Source extract:

——

The exploitation of the physics of time dependent fluorescence has enabled the emergence of the field of far-field optical nanoscopy [1, 2]. This time dependence can be achieved by on/off switching of fluorophores, which is either intrinsically stochastic (blinking) or deliberately engineereed (photoswitching, saturation or depletion). Within the spectrum of optical nanoscopy techniques [3–9] localization microscopy holds the promise of ease-of-use because it uses a conventional widefield fluorescence microscopy set-up. One of the key factors in the success of localization microscopy is the Point Spread Function (PSF) model used for fitting the emitter positions in the sparse images, as the achievable localization accuracy is affected by the correctness of the PSF model. So far, mainly Gaussian model PSFs have been used, because of their conceptual simplicity and computational efficiency, despite the lack of physical foundation. High objective numerical aperture values require full vectorial modelling of the PSF. In addition, the orientation of the radiating dipoles plays a significant role in the observable spot shape. In many cases the emitter can either rotate or change its conformation freely during the lifetime of the excited state of the emitter, so for many excitation-emission cycles an average over randomly distributed emission dipole orientations will be observed. In other cases we must consider ensembles of fixed but randomly oriented dipoles, like fluorescent beads, and we need to average over the different dipole orientations as well, but now weighted with the excitation efficiency as a function of dipole orientation. In yet a third class of cases, the single emitter cannot rotate freely, such as in solid-state or cryofreezed samples or for emitters immobilized at a surface or in a matrix, and the fixed dipole orientation needs to be taken into account in the analysis, as it affects the observed spot shape [10, 11].

——

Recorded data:
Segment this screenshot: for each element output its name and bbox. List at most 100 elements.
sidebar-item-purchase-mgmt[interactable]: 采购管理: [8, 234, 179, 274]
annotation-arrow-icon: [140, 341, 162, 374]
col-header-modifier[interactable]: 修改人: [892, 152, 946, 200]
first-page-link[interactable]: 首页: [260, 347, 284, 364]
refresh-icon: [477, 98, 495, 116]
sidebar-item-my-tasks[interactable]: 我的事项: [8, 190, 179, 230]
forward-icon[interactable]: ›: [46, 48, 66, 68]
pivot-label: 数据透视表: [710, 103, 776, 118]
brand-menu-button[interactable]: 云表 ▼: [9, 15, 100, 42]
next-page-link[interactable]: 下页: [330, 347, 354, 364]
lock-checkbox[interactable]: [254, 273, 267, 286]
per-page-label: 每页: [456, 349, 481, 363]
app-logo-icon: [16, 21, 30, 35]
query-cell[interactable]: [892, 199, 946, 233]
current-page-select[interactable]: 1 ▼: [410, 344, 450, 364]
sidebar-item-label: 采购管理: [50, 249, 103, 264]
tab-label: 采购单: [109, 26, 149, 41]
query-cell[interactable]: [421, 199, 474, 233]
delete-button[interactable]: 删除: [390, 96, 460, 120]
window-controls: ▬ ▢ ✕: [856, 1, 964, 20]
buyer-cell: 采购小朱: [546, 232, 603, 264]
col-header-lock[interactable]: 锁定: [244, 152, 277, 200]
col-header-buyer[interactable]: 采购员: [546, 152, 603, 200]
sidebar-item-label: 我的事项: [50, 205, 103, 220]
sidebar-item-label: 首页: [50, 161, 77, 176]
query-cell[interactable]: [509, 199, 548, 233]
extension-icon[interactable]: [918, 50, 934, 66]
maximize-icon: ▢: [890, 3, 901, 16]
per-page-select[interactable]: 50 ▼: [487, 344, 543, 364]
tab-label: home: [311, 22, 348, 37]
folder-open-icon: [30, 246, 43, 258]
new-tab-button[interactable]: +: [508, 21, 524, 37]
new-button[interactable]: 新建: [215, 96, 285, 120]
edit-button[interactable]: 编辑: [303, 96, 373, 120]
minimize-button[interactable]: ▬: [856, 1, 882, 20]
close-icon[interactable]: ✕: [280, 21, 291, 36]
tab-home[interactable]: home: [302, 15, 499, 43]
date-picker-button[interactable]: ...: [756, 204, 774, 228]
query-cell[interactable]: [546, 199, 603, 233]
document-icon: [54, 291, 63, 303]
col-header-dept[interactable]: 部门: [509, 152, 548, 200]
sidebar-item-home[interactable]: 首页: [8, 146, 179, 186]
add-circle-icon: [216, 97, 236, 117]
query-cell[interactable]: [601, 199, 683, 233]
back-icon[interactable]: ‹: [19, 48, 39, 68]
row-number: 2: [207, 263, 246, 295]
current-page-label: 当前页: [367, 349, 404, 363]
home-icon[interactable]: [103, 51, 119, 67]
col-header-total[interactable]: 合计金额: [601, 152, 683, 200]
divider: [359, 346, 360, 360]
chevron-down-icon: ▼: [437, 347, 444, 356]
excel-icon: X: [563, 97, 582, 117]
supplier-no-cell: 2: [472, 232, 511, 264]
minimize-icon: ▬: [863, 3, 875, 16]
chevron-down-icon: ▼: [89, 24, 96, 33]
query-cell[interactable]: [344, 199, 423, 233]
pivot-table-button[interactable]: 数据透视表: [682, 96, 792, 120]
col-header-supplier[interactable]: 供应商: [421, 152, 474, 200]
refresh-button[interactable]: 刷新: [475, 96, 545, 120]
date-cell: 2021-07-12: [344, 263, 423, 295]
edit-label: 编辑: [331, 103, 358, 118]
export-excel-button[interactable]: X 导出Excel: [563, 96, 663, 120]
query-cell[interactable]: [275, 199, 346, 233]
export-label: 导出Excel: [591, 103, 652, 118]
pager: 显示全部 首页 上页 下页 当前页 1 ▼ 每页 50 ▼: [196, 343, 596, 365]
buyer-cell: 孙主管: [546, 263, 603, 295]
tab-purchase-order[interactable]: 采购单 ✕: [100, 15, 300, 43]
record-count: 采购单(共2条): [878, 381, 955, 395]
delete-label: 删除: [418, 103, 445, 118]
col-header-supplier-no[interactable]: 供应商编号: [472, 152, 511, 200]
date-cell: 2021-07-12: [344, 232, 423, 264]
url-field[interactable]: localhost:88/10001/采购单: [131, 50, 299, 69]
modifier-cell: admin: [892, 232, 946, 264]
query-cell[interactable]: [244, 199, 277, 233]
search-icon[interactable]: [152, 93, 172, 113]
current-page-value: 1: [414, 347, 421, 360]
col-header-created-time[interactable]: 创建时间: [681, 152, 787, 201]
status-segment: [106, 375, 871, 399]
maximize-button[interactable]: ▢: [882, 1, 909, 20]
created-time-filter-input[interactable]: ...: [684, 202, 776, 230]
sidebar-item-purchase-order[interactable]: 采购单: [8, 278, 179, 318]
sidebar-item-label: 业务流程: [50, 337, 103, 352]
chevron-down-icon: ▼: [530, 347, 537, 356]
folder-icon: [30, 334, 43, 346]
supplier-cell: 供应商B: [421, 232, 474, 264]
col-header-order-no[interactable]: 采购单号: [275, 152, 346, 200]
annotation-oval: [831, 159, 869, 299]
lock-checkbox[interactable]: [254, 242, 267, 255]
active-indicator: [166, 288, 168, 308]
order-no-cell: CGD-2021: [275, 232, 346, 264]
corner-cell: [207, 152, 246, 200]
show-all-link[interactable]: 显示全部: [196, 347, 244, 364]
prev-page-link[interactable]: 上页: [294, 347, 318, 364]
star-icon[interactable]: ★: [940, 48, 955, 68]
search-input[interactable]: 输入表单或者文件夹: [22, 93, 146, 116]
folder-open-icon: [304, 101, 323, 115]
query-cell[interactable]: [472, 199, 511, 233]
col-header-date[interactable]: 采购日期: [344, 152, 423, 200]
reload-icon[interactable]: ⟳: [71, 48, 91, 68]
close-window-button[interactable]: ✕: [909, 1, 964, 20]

——

Set problem 1:
Answer these questions using the passage on optical nanoscopy:
(a) What kind of PSF model has mainly been used so far?
(b) What set-up does localization microscopy use?
(c) What is given as an example of an ensemble of fixed but randomly oriented dipoles?
Set problem 2: Retype the lines of the recorded data from their first line through the line holding "pivot-label: 数据透视表: [710, 103, 776, 118]", inclusive.

Full answer 1:
(a) Gaussian model PSFs
(b) A conventional widefield fluorescence microscopy set-up
(c) Fluorescent beads

Full answer 2:
Segment this screenshot: for each element output its name and bbox. List at most 100 elements.
sidebar-item-purchase-mgmt[interactable]: 采购管理: [8, 234, 179, 274]
annotation-arrow-icon: [140, 341, 162, 374]
col-header-modifier[interactable]: 修改人: [892, 152, 946, 200]
first-page-link[interactable]: 首页: [260, 347, 284, 364]
refresh-icon: [477, 98, 495, 116]
sidebar-item-my-tasks[interactable]: 我的事项: [8, 190, 179, 230]
forward-icon[interactable]: ›: [46, 48, 66, 68]
pivot-label: 数据透视表: [710, 103, 776, 118]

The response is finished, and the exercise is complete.